• **Extracted records**:
****

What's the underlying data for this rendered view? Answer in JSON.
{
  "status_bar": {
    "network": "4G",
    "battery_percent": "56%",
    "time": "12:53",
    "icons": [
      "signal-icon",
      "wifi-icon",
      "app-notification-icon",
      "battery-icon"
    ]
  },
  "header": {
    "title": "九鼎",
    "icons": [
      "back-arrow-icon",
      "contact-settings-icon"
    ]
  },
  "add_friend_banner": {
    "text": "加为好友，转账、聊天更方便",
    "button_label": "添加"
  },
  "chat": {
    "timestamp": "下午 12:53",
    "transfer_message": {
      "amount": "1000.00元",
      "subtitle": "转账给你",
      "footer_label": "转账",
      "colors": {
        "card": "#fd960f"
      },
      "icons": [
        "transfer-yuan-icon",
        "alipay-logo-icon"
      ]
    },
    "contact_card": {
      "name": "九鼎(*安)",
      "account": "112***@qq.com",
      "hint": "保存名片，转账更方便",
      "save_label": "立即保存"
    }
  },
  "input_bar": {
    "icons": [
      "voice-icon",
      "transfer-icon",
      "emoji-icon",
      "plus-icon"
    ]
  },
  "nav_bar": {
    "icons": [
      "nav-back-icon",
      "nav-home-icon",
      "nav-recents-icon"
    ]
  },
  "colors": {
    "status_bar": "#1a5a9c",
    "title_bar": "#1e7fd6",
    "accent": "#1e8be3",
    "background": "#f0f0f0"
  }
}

****

• **What the task asks**:
Give a word-for-word copy of the records.

• **Finished exercise**:
What's the underlying data for this rendered view? Answer in JSON.
{
  "status_bar": {
    "network": "4G",
    "battery_percent": "56%",
    "time": "12:53",
    "icons": [
      "signal-icon",
      "wifi-icon",
      "app-notification-icon",
      "battery-icon"
    ]
  },
  "header": {
    "title": "九鼎",
    "icons": [
      "back-arrow-icon",
      "contact-settings-icon"
    ]
  },
  "add_friend_banner": {
    "text": "加为好友，转账、聊天更方便",
    "button_label": "添加"
  },
  "chat": {
    "timestamp": "下午 12:53",
    "transfer_message": {
      "amount": "1000.00元",
      "subtitle": "转账给你",
      "footer_label": "转账",
      "colors": {
        "card": "#fd960f"
      },
      "icons": [
        "transfer-yuan-icon",
        "alipay-logo-icon"
      ]
    },
    "contact_card": {
      "name": "九鼎(*安)",
      "account": "112***@qq.com",
      "hint": "保存名片，转账更方便",
      "save_label": "立即保存"
    }
  },
  "input_bar": {
    "icons": [
      "voice-icon",
      "transfer-icon",
      "emoji-icon",
      "plus-icon"
    ]
  },
  "nav_bar": {
    "icons": [
      "nav-back-icon",
      "nav-home-icon",
      "nav-recents-icon"
    ]
  },
  "colors": {
    "status_bar": "#1a5a9c",
    "title_bar": "#1e7fd6",
    "accent": "#1e8be3",
    "background": "#f0f0f0"
  }
}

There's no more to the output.